It is required that all of the data be written out exactly.

═════ Dataset records ═════

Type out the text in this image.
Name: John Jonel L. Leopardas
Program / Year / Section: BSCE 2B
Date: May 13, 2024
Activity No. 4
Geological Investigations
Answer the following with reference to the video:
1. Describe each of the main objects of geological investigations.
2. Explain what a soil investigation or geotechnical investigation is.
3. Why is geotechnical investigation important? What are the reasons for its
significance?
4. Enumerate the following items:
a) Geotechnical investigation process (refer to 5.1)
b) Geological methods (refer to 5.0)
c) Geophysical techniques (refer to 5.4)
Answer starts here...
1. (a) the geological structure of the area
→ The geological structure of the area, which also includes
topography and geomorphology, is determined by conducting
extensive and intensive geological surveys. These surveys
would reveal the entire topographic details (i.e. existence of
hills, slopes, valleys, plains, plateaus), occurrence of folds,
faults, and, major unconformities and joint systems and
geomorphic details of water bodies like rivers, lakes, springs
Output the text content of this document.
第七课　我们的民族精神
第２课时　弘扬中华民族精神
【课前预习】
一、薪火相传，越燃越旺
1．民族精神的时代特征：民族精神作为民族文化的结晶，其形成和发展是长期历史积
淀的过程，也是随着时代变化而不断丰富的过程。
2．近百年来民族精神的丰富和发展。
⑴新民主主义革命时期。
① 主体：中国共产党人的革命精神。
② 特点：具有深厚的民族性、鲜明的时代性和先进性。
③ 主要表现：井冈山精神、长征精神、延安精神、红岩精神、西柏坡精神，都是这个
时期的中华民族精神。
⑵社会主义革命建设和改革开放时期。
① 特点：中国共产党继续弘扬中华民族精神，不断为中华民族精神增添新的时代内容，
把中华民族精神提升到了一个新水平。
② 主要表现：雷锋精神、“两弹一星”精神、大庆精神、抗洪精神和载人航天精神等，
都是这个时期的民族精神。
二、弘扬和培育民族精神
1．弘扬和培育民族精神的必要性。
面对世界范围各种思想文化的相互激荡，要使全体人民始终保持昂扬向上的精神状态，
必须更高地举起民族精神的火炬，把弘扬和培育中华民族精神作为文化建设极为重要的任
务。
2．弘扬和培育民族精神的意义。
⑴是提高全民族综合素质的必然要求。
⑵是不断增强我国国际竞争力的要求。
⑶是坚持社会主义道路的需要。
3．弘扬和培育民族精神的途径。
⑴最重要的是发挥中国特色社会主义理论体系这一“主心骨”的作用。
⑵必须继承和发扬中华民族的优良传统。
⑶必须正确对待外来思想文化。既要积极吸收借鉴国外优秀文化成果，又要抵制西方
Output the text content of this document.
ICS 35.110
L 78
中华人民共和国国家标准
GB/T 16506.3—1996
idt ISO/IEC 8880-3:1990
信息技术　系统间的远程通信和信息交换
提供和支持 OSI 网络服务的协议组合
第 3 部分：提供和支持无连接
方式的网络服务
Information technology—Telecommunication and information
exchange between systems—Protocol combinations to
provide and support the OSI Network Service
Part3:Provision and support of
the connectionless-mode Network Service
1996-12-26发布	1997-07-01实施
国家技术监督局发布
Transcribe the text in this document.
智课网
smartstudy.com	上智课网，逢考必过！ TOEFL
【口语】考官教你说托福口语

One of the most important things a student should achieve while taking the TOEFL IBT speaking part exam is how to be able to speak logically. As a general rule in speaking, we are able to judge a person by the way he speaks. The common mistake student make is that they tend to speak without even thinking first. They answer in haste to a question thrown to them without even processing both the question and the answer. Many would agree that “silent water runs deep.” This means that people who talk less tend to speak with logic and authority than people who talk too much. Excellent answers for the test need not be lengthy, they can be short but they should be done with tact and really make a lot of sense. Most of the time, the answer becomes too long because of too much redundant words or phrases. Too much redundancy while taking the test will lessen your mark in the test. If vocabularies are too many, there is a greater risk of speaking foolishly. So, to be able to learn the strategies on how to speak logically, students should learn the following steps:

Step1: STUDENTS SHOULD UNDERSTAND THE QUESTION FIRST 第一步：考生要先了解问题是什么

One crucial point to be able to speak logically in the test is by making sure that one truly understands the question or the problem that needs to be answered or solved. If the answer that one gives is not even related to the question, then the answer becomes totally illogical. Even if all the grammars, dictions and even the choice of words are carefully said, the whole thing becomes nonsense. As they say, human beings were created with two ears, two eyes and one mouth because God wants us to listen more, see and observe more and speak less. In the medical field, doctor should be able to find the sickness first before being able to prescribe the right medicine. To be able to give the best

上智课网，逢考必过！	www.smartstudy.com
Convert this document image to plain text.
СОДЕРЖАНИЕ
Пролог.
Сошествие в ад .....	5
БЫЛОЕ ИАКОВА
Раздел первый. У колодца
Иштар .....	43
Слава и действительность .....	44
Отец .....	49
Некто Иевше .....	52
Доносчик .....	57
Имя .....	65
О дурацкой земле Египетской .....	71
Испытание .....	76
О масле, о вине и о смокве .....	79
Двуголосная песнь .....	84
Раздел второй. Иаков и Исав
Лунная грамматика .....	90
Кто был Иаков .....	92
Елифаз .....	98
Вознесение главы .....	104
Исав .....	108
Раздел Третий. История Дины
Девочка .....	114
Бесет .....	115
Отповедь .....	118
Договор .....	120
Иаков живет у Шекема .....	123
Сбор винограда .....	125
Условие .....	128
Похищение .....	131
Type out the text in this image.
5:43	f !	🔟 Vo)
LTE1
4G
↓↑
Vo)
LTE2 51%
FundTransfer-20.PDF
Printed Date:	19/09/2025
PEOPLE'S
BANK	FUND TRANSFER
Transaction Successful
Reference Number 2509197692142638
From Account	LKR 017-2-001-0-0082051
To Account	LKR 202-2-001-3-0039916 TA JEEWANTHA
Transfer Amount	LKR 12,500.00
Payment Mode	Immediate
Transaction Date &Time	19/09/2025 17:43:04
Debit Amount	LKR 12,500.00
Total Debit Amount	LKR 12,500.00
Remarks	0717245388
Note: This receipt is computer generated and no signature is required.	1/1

═════

- Expected answer
Type out the text in this image.
Name: John Jonel L. Leopardas
Program / Year / Section: BSCE 2B
Date: May 13, 2024
Activity No. 4
Geological Investigations
Answer the following with reference to the video:
1. Describe each of the main objects of geological investigations.
2. Explain what a soil investigation or geotechnical investigation is.
3. Why is geotechnical investigation important? What are the reasons for its
significance?
4. Enumerate the following items:
a) Geotechnical investigation process (refer to 5.1)
b) Geological methods (refer to 5.0)
c) Geophysical techniques (refer to 5.4)
Answer starts here...
1. (a) the geological structure of the area
→ The geological structure of the area, which also includes
topography and geomorphology, is determined by conducting
extensive and intensive geological surveys. These surveys
would reveal the entire topographic details (i.e. existence of
hills, slopes, valleys, plains, plateaus), occurrence of folds,
faults, and, major unconformities and joint systems and
geomorphic details of water bodies like rivers, lakes, springs
Output the text content of this document.
第七课　我们的民族精神
第２课时　弘扬中华民族精神
【课前预习】
一、薪火相传，越燃越旺
1．民族精神的时代特征：民族精神作为民族文化的结晶，其形成和发展是长期历史积
淀的过程，也是随着时代变化而不断丰富的过程。
2．近百年来民族精神的丰富和发展。
⑴新民主主义革命时期。
① 主体：中国共产党人的革命精神。
② 特点：具有深厚的民族性、鲜明的时代性和先进性。
③ 主要表现：井冈山精神、长征精神、延安精神、红岩精神、西柏坡精神，都是这个
时期的中华民族精神。
⑵社会主义革命建设和改革开放时期。
① 特点：中国共产党继续弘扬中华民族精神，不断为中华民族精神增添新的时代内容，
把中华民族精神提升到了一个新水平。
② 主要表现：雷锋精神、“两弹一星”精神、大庆精神、抗洪精神和载人航天精神等，
都是这个时期的民族精神。
二、弘扬和培育民族精神
1．弘扬和培育民族精神的必要性。
面对世界范围各种思想文化的相互激荡，要使全体人民始终保持昂扬向上的精神状态，
必须更高地举起民族精神的火炬，把弘扬和培育中华民族精神作为文化建设极为重要的任
务。
2．弘扬和培育民族精神的意义。
⑴是提高全民族综合素质的必然要求。
⑵是不断增强我国国际竞争力的要求。
⑶是坚持社会主义道路的需要。
3．弘扬和培育民族精神的途径。
⑴最重要的是发挥中国特色社会主义理论体系这一“主心骨”的作用。
⑵必须继承和发扬中华民族的优良传统。
⑶必须正确对待外来思想文化。既要积极吸收借鉴国外优秀文化成果，又要抵制西方
Output the text content of this document.
ICS 35.110
L 78
中华人民共和国国家标准
GB/T 16506.3—1996
idt ISO/IEC 8880-3:1990
信息技术　系统间的远程通信和信息交换
提供和支持 OSI 网络服务的协议组合
第 3 部分：提供和支持无连接
方式的网络服务
Information technology—Telecommunication and information
exchange between systems—Protocol combinations to
provide and support the OSI Network Service
Part3:Provision and support of
the connectionless-mode Network Service
1996-12-26发布	1997-07-01实施
国家技术监督局发布
Transcribe the text in this document.
智课网
smartstudy.com	上智课网，逢考必过！ TOEFL
【口语】考官教你说托福口语

One of the most important things a student should achieve while taking the TOEFL IBT speaking part exam is how to be able to speak logically. As a general rule in speaking, we are able to judge a person by the way he speaks. The common mistake student make is that they tend to speak without even thinking first. They answer in haste to a question thrown to them without even processing both the question and the answer. Many would agree that “silent water runs deep.” This means that people who talk less tend to speak with logic and authority than people who talk too much. Excellent answers for the test need not be lengthy, they can be short but they should be done with tact and really make a lot of sense. Most of the time, the answer becomes too long because of too much redundant words or phrases. Too much redundancy while taking the test will lessen your mark in the test. If vocabularies are too many, there is a greater risk of speaking foolishly. So, to be able to learn the strategies on how to speak logically, students should learn the following steps:

Step1: STUDENTS SHOULD UNDERSTAND THE QUESTION FIRST 第一步：考生要先了解问题是什么

One crucial point to be able to speak logically in the test is by making sure that one truly understands the question or the problem that needs to be answered or solved. If the answer that one gives is not even related to the question, then the answer becomes totally illogical. Even if all the grammars, dictions and even the choice of words are carefully said, the whole thing becomes nonsense. As they say, human beings were created with two ears, two eyes and one mouth because God wants us to listen more, see and observe more and speak less. In the medical field, doctor should be able to find the sickness first before being able to prescribe the right medicine. To be able to give the best

上智课网，逢考必过！	www.smartstudy.com
Convert this document image to plain text.
СОДЕРЖАНИЕ
Пролог.
Сошествие в ад .....	5
БЫЛОЕ ИАКОВА
Раздел первый. У колодца
Иштар .....	43
Слава и действительность .....	44
Отец .....	49
Некто Иевше .....	52
Доносчик .....	57
Имя .....	65
О дурацкой земле Египетской .....	71
Испытание .....	76
О масле, о вине и о смокве .....	79
Двуголосная песнь .....	84
Раздел второй. Иаков и Исав
Лунная грамматика .....	90
Кто был Иаков .....	92
Елифаз .....	98
Вознесение главы .....	104
Исав .....	108
Раздел Третий. История Дины
Девочка .....	114
Бесет .....	115
Отповедь .....	118
Договор .....	120
Иаков живет у Шекема .....	123
Сбор винограда .....	125
Условие .....	128
Похищение .....	131
Type out the text in this image.
5:43	f !	🔟 Vo)
LTE1
4G
↓↑
Vo)
LTE2 51%
FundTransfer-20.PDF
Printed Date:	19/09/2025
PEOPLE'S
BANK	FUND TRANSFER
Transaction Successful
Reference Number 2509197692142638
From Account	LKR 017-2-001-0-0082051
To Account	LKR 202-2-001-3-0039916 TA JEEWANTHA
Transfer Amount	LKR 12,500.00
Payment Mode	Immediate
Transaction Date &Time	19/09/2025 17:43:04
Debit Amount	LKR 12,500.00
Total Debit Amount	LKR 12,500.00
Remarks	0717245388
Note: This receipt is computer generated and no signature is required.	1/1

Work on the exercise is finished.